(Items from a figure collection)

..........

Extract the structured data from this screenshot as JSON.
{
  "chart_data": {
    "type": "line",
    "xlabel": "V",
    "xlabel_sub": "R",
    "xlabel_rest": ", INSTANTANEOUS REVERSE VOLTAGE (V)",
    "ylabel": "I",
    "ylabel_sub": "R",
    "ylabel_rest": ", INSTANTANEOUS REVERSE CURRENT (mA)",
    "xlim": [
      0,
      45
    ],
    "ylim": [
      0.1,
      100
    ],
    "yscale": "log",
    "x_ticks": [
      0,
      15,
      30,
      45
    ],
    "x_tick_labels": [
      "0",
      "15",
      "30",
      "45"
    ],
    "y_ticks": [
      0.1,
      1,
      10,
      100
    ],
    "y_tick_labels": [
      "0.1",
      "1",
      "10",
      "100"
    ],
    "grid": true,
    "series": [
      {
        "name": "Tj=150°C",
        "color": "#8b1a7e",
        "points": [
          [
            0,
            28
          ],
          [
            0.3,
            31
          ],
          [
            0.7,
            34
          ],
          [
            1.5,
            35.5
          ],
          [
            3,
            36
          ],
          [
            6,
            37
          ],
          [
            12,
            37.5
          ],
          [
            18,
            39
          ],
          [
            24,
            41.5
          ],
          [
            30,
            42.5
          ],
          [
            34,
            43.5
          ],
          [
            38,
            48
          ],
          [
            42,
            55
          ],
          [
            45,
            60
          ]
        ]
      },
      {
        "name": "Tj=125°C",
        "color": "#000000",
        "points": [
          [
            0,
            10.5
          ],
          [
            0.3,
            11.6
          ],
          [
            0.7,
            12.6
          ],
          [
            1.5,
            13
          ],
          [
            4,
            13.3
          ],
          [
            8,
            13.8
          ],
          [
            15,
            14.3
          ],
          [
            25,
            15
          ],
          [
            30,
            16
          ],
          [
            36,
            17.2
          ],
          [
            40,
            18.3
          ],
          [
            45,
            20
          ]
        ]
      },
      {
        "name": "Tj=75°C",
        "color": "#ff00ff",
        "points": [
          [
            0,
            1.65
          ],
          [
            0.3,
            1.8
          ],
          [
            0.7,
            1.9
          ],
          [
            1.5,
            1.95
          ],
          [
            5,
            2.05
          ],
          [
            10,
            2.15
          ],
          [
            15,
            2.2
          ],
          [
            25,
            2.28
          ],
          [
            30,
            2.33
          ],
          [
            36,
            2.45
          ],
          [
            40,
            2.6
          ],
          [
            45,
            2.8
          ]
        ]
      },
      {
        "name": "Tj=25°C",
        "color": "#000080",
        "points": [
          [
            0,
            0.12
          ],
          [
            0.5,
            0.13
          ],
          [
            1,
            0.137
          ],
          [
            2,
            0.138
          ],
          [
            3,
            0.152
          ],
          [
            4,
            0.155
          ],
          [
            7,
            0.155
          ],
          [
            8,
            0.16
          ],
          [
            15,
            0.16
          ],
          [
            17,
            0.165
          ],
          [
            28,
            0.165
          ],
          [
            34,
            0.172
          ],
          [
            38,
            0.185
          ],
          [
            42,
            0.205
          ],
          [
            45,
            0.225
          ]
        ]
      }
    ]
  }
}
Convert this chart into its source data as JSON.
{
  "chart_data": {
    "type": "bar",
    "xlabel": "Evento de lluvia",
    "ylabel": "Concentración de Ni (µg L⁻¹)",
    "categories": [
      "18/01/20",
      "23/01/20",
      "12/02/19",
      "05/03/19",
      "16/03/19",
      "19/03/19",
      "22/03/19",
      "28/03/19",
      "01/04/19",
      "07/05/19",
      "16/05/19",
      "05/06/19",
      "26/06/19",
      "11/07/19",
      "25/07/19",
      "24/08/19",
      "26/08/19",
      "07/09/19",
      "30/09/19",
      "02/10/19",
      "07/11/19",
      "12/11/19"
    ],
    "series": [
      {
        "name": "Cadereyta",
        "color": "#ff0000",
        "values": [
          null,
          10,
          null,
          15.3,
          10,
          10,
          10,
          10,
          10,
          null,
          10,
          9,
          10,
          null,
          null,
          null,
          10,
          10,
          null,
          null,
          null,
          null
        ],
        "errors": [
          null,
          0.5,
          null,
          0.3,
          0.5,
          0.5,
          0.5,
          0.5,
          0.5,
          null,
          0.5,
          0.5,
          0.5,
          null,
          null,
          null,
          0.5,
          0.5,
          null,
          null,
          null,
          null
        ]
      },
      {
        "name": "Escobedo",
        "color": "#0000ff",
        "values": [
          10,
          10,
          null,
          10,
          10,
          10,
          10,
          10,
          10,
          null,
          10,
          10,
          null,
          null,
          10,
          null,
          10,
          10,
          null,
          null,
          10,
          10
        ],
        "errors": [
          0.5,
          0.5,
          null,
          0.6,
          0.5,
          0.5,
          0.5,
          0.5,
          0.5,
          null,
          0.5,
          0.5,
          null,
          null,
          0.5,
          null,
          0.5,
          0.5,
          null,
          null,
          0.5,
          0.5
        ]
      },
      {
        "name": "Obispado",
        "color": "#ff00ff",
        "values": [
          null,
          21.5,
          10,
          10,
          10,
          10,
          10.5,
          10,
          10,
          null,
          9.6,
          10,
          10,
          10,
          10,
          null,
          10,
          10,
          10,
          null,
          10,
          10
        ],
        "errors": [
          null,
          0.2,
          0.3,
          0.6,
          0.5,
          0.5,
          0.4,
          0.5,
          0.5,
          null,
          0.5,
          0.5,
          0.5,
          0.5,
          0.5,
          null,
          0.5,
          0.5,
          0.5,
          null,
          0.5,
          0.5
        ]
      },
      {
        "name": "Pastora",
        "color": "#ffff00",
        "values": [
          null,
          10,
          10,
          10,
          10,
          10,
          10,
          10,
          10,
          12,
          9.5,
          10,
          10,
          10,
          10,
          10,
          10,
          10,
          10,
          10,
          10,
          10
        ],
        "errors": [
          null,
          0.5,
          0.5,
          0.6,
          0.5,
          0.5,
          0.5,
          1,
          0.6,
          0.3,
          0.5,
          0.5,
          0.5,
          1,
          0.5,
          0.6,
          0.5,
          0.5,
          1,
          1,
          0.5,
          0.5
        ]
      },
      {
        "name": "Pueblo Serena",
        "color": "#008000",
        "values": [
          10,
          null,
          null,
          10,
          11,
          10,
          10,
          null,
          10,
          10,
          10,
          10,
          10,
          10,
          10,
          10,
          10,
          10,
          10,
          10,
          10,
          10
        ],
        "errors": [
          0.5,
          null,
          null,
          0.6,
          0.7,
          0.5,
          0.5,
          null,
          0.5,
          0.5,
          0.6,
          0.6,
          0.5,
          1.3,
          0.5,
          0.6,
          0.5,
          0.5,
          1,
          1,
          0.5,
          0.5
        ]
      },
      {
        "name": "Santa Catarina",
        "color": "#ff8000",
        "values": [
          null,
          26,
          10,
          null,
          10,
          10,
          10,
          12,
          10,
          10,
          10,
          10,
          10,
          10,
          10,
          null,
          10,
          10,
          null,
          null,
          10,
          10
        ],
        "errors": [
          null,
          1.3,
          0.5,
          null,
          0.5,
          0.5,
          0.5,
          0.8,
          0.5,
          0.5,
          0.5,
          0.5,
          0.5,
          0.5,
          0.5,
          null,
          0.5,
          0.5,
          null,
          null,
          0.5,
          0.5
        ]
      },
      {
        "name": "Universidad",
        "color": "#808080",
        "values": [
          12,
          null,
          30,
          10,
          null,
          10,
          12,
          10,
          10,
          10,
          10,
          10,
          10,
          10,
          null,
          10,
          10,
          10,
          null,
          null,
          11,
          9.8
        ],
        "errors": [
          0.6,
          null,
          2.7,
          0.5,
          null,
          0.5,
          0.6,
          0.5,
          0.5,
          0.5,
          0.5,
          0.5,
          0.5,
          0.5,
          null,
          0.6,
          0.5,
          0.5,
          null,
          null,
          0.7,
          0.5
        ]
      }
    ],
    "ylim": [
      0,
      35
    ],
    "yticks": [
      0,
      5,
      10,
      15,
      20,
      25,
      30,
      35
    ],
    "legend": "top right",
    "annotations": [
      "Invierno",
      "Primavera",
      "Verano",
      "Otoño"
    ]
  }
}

..........

## TASK PROMPT
In the records, locate each line holding the string "color" and copy it.

## PROBLEM SOLUTION
        "color": "#8b1a7e",
        "color": "#000000",
        "color": "#ff00ff",
        "color": "#000080",
        "color": "#ff0000",
        "color": "#0000ff",
        "color": "#ff00ff",
        "color": "#ffff00",
        "color": "#008000",
        "color": "#ff8000",
        "color": "#808080",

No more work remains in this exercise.